> _INPUT MATERIAL_:
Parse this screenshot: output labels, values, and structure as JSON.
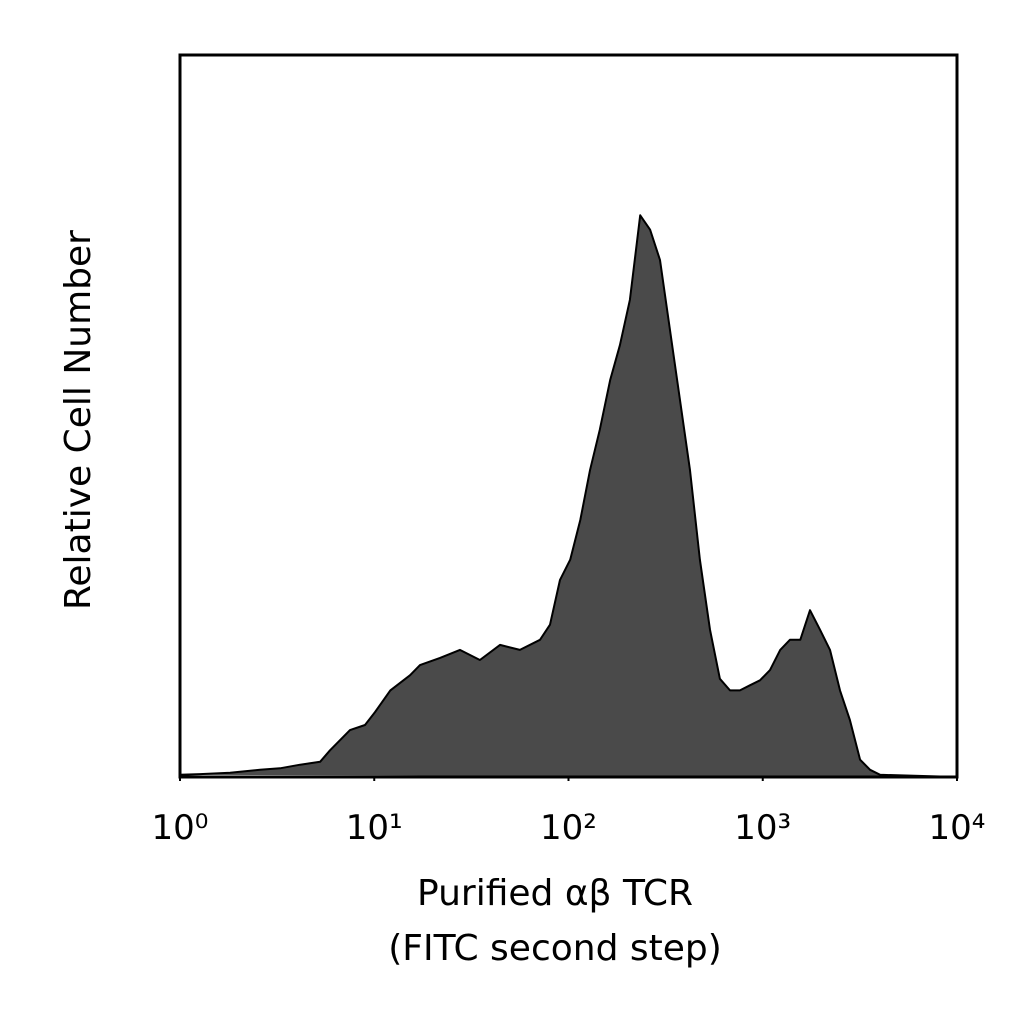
{
  "chart_data": {
    "type": "area",
    "x_label": [
      "Purified αβ TCR",
      "(FITC second step)"
    ],
    "y_label": "Relative Cell Number",
    "xscale": "log",
    "xlim": [
      1,
      10000
    ],
    "ylim": [
      0,
      100
    ],
    "xticks": [
      {
        "value": 1,
        "label": "10⁰"
      },
      {
        "value": 10,
        "label": "10¹"
      },
      {
        "value": 100,
        "label": "10²"
      },
      {
        "value": 1000,
        "label": "10³"
      },
      {
        "value": 10000,
        "label": "10⁴"
      }
    ],
    "color": "#4a4a4a",
    "x": [
      1,
      1.27,
      1.81,
      2.58,
      3.27,
      4.15,
      5.26,
      5.92,
      6.66,
      7.5,
      8.96,
      10.1,
      12.1,
      15.3,
      17.2,
      21.8,
      27.6,
      35,
      44.4,
      56.2,
      71.3,
      80.3,
      90.4,
      102,
      115,
      129,
      145,
      164,
      184,
      207,
      234,
      263,
      296,
      333,
      375,
      422,
      475,
      535,
      602,
      678,
      763,
      859,
      968,
      1090,
      1230,
      1380,
      1560,
      1750,
      1970,
      2220,
      2500,
      2810,
      3170,
      3570,
      4020,
      10000
    ],
    "values": [
      0.3,
      0.4,
      0.6,
      1.0,
      1.2,
      1.7,
      2.1,
      3.7,
      5.1,
      6.5,
      7.2,
      9.0,
      12.0,
      14.1,
      15.5,
      16.5,
      17.6,
      16.2,
      18.3,
      17.6,
      19.0,
      21.1,
      27.3,
      30.1,
      35.6,
      42.5,
      48.1,
      55.0,
      59.8,
      66.1,
      77.8,
      75.8,
      71.6,
      61.9,
      52.2,
      42.5,
      30.1,
      20.4,
      13.6,
      12.0,
      12.0,
      12.7,
      13.4,
      14.8,
      17.6,
      19.0,
      19.0,
      23.1,
      20.4,
      17.6,
      12.0,
      7.9,
      2.4,
      1.0,
      0.3,
      0
    ]
  }
}
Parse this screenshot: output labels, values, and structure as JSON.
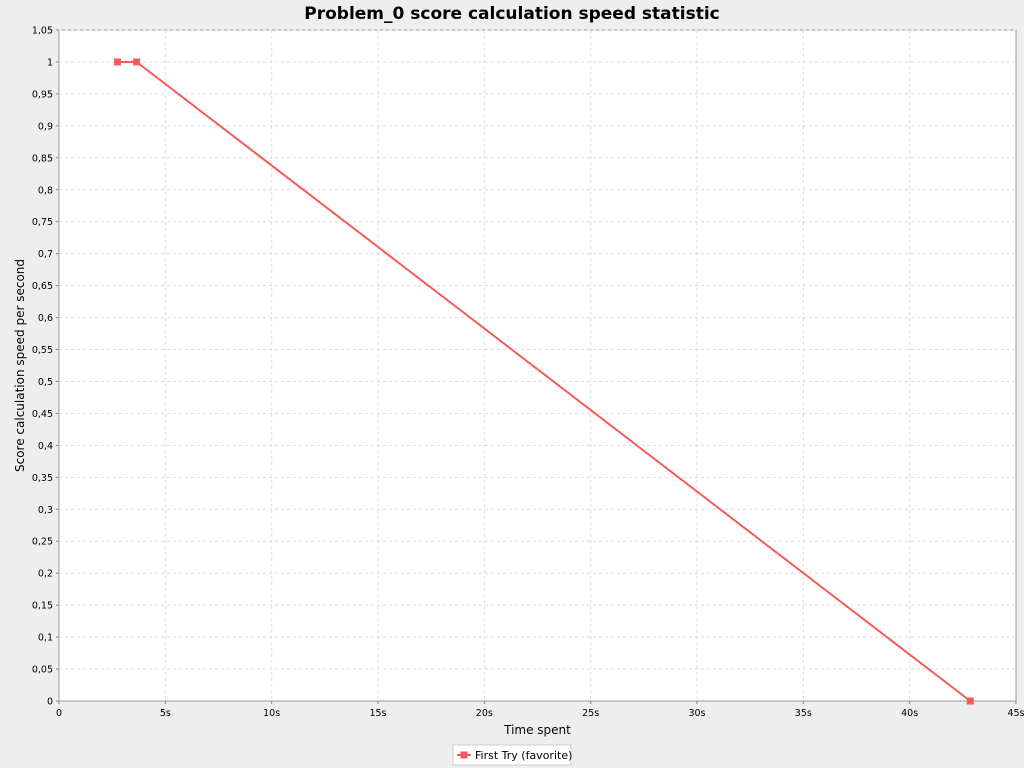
{
  "chart_data": {
    "type": "line",
    "title": "Problem_0 score calculation speed statistic",
    "xlabel": "Time spent",
    "ylabel": "Score calculation speed per second",
    "xlim": [
      0,
      45
    ],
    "ylim": [
      0,
      1.05
    ],
    "x_ticks": [
      0,
      5,
      10,
      15,
      20,
      25,
      30,
      35,
      40,
      45
    ],
    "x_tick_labels": [
      "0",
      "5s",
      "10s",
      "15s",
      "20s",
      "25s",
      "30s",
      "35s",
      "40s",
      "45s"
    ],
    "y_ticks": [
      0,
      0.05,
      0.1,
      0.15,
      0.2,
      0.25,
      0.3,
      0.35,
      0.4,
      0.45,
      0.5,
      0.55,
      0.6,
      0.65,
      0.7,
      0.75,
      0.8,
      0.85,
      0.9,
      0.95,
      1,
      1.05
    ],
    "y_tick_labels": [
      "0",
      "0,05",
      "0,1",
      "0,15",
      "0,2",
      "0,25",
      "0,3",
      "0,35",
      "0,4",
      "0,45",
      "0,5",
      "0,55",
      "0,6",
      "0,65",
      "0,7",
      "0,75",
      "0,8",
      "0,85",
      "0,9",
      "0,95",
      "1",
      "1,05"
    ],
    "grid": true,
    "legend_position": "bottom-center",
    "series": [
      {
        "name": "First Try (favorite)",
        "color": "#f55b5b",
        "marker": "square",
        "x": [
          2.75,
          3.65,
          42.85
        ],
        "y": [
          1,
          1,
          0
        ]
      }
    ]
  }
}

> _TO DO_:
Identify how many lines in the entries above include the string "speed", then state that number alone.

> _SOLUTION_:
2